[Data extracted from a collection]
## start

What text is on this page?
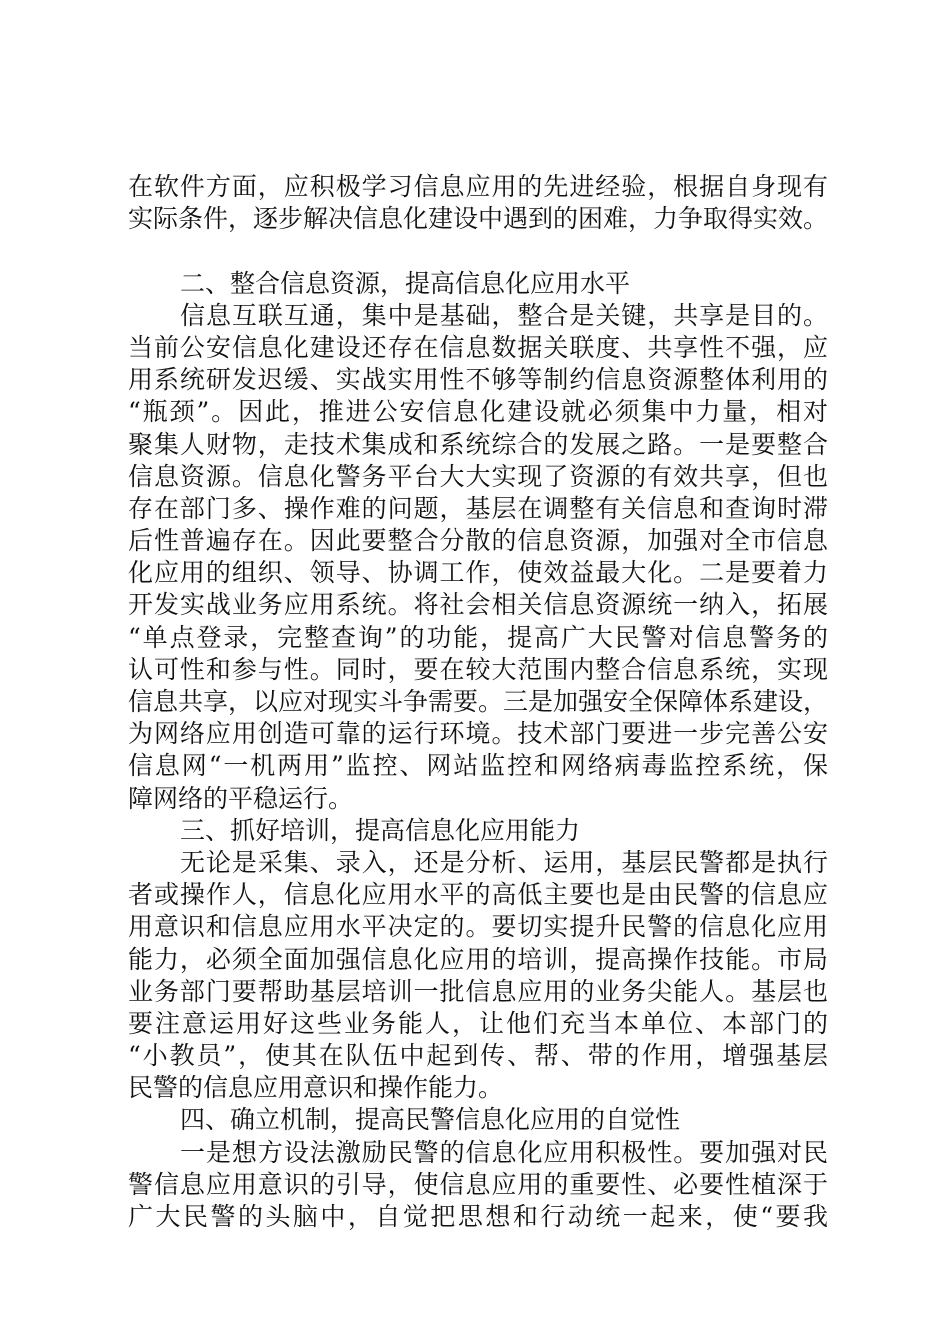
在软件方面，应积极学习信息应用的先进经验，根据自身现有
实际条件，逐步解决信息化建设中遇到的困难，力争取得实效。
二、整合信息资源，提高信息化应用水平
信息互联互通，集中是基础，整合是关键，共享是目的。
当前公安信息化建设还存在信息数据关联度、共享性不强，应
用系统研发迟缓、实战实用性不够等制约信息资源整体利用的
“瓶颈”。因此，推进公安信息化建设就必须集中力量，相对
聚集人财物，走技术集成和系统综合的发展之路。一是要整合
信息资源。信息化警务平台大大实现了资源的有效共享，但也
存在部门多、操作难的问题，基层在调整有关信息和查询时滞
后性普遍存在。因此要整合分散的信息资源，加强对全市信息
化应用的组织、领导、协调工作，使效益最大化。二是要着力
开发实战业务应用系统。将社会相关信息资源统一纳入，拓展
“单点登录，完整查询”的功能，提高广大民警对信息警务的
认可性和参与性。同时，要在较大范围内整合信息系统，实现
信息共享，以应对现实斗争需要。三是加强安全保障体系建设，
为网络应用创造可靠的运行环境。技术部门要进一步完善公安
信息网“一机两用”监控、网站监控和网络病毒监控系统，保
障网络的平稳运行。
三、抓好培训，提高信息化应用能力
无论是采集、录入，还是分析、运用，基层民警都是执行
者或操作人，信息化应用水平的高低主要也是由民警的信息应
用意识和信息应用水平决定的。要切实提升民警的信息化应用
能力，必须全面加强信息化应用的培训，提高操作技能。市局
业务部门要帮助基层培训一批信息应用的业务尖能人。基层也
要注意运用好这些业务能人，让他们充当本单位、本部门的
“小教员”，使其在队伍中起到传、帮、带的作用，增强基层
民警的信息应用意识和操作能力。
四、确立机制，提高民警信息化应用的自觉性
一是想方设法激励民警的信息化应用积极性。要加强对民
警信息应用意识的引导，使信息应用的重要性、必要性植深于
广大民警的头脑中，自觉把思想和行动统一起来，使“要我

## end

▶ TASK OBJECTIVE:
Leave out the pictures and output every record above precisely as given.

▶ EXERCISE ANSWER:
What text is on this page?
在软件方面，应积极学习信息应用的先进经验，根据自身现有
实际条件，逐步解决信息化建设中遇到的困难，力争取得实效。
二、整合信息资源，提高信息化应用水平
信息互联互通，集中是基础，整合是关键，共享是目的。
当前公安信息化建设还存在信息数据关联度、共享性不强，应
用系统研发迟缓、实战实用性不够等制约信息资源整体利用的
“瓶颈”。因此，推进公安信息化建设就必须集中力量，相对
聚集人财物，走技术集成和系统综合的发展之路。一是要整合
信息资源。信息化警务平台大大实现了资源的有效共享，但也
存在部门多、操作难的问题，基层在调整有关信息和查询时滞
后性普遍存在。因此要整合分散的信息资源，加强对全市信息
化应用的组织、领导、协调工作，使效益最大化。二是要着力
开发实战业务应用系统。将社会相关信息资源统一纳入，拓展
“单点登录，完整查询”的功能，提高广大民警对信息警务的
认可性和参与性。同时，要在较大范围内整合信息系统，实现
信息共享，以应对现实斗争需要。三是加强安全保障体系建设，
为网络应用创造可靠的运行环境。技术部门要进一步完善公安
信息网“一机两用”监控、网站监控和网络病毒监控系统，保
障网络的平稳运行。
三、抓好培训，提高信息化应用能力
无论是采集、录入，还是分析、运用，基层民警都是执行
者或操作人，信息化应用水平的高低主要也是由民警的信息应
用意识和信息应用水平决定的。要切实提升民警的信息化应用
能力，必须全面加强信息化应用的培训，提高操作技能。市局
业务部门要帮助基层培训一批信息应用的业务尖能人。基层也
要注意运用好这些业务能人，让他们充当本单位、本部门的
“小教员”，使其在队伍中起到传、帮、带的作用，增强基层
民警的信息应用意识和操作能力。
四、确立机制，提高民警信息化应用的自觉性
一是想方设法激励民警的信息化应用积极性。要加强对民
警信息应用意识的引导，使信息应用的重要性、必要性植深于
广大民警的头脑中，自觉把思想和行动统一起来，使“要我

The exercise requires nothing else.